▶ [RECORDS TO PROCESS]:
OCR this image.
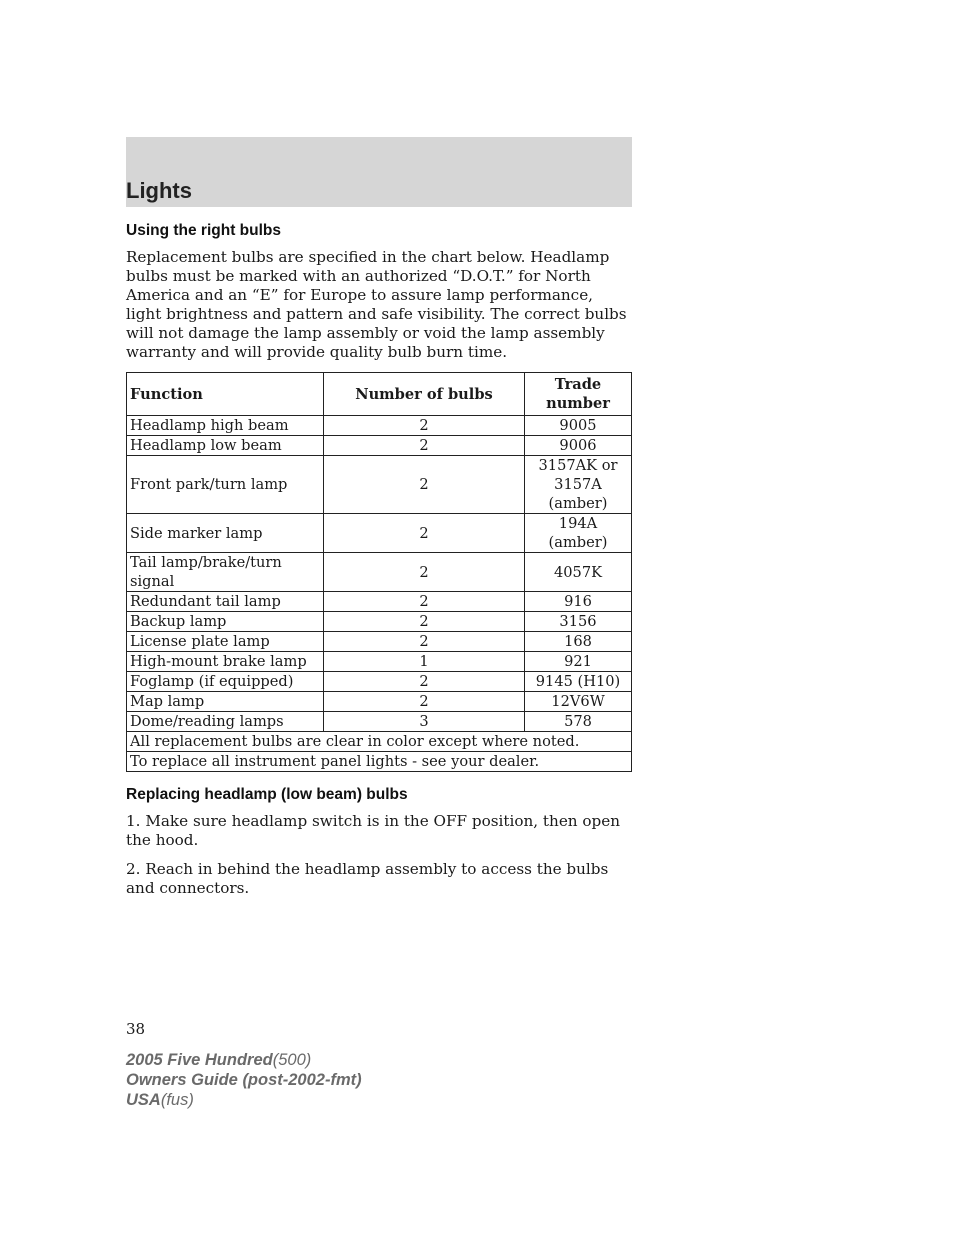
Lights
Using the right bulbs

Replacement bulbs are specified in the chart below. Headlamp bulbs must be marked with an authorized “D.O.T.” for North America and an “E” for Europe to assure lamp performance, light brightness and pattern and safe visibility. The correct bulbs will not damage the lamp assembly or void the lamp assembly warranty and will provide quality bulb burn time.

Function	Number of bulbs	Trade number
Headlamp high beam	2	9005
Headlamp low beam	2	9006
Front park/turn lamp	2	3157AK or 3157A (amber)
Side marker lamp	2	194A (amber)
Tail lamp/brake/turn signal	2	4057K
Redundant tail lamp	2	916
Backup lamp	2	3156
License plate lamp	2	168
High-mount brake lamp	1	921
Foglamp (if equipped)	2	9145 (H10)
Map lamp	2	12V6W
Dome/reading lamps	3	578
All replacement bulbs are clear in color except where noted.		
To replace all instrument panel lights - see your dealer.		
Replacing headlamp (low beam) bulbs

1. Make sure headlamp switch is in the OFF position, then open the hood.

2. Reach in behind the headlamp assembly to access the bulbs and connectors.

38
2005 Five Hundred(500)
Owners Guide (post-2002-fmt)
USA(fus)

▶ [WHAT YOU ARE ASKED TO DO]:
Find the word "beam" in the data and show each line that holds it.

▶ [ANSWER TO THIS TASK]:
Headlamp high beam	2	9005
Headlamp low beam	2	9006
Replacing headlamp (low beam) bulbs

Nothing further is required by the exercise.